Identify and pull out each line of the entries in which "району" occurs.

** START Records for processing **

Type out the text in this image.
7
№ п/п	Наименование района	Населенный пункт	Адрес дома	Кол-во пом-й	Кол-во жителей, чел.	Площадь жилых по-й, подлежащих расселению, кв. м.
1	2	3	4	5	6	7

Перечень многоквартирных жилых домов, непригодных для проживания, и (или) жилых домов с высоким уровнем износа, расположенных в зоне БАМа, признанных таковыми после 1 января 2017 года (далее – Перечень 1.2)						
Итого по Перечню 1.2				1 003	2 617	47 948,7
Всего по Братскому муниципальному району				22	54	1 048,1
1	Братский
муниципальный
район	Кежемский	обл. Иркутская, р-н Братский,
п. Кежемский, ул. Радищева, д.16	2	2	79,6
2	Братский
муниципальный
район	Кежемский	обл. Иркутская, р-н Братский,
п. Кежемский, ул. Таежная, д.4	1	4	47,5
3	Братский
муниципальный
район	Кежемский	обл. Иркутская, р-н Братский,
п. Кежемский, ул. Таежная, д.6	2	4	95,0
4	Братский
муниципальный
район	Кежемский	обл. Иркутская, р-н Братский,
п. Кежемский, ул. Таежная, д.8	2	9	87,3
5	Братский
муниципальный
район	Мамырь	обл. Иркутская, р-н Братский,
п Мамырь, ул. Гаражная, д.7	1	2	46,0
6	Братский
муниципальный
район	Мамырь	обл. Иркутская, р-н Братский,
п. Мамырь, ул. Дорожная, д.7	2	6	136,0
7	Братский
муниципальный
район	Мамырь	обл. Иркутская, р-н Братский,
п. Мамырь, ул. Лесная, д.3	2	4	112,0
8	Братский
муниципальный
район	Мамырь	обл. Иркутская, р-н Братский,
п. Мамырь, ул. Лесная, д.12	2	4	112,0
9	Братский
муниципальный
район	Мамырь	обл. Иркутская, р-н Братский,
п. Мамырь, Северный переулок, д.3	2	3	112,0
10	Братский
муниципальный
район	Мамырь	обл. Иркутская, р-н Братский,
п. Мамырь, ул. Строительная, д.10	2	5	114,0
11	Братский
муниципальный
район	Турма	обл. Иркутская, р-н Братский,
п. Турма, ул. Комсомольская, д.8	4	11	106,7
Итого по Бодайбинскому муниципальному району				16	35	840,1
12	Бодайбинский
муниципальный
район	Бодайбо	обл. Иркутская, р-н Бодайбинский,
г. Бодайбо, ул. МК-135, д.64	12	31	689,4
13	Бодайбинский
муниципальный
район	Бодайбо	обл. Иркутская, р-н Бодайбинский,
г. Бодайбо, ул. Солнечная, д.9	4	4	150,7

** END Records for processing **

Solution to the exercise:
Всего по Братскому муниципальному району				22	54	1 048,1
Итого по Бодайбинскому муниципальному району				16	35	840,1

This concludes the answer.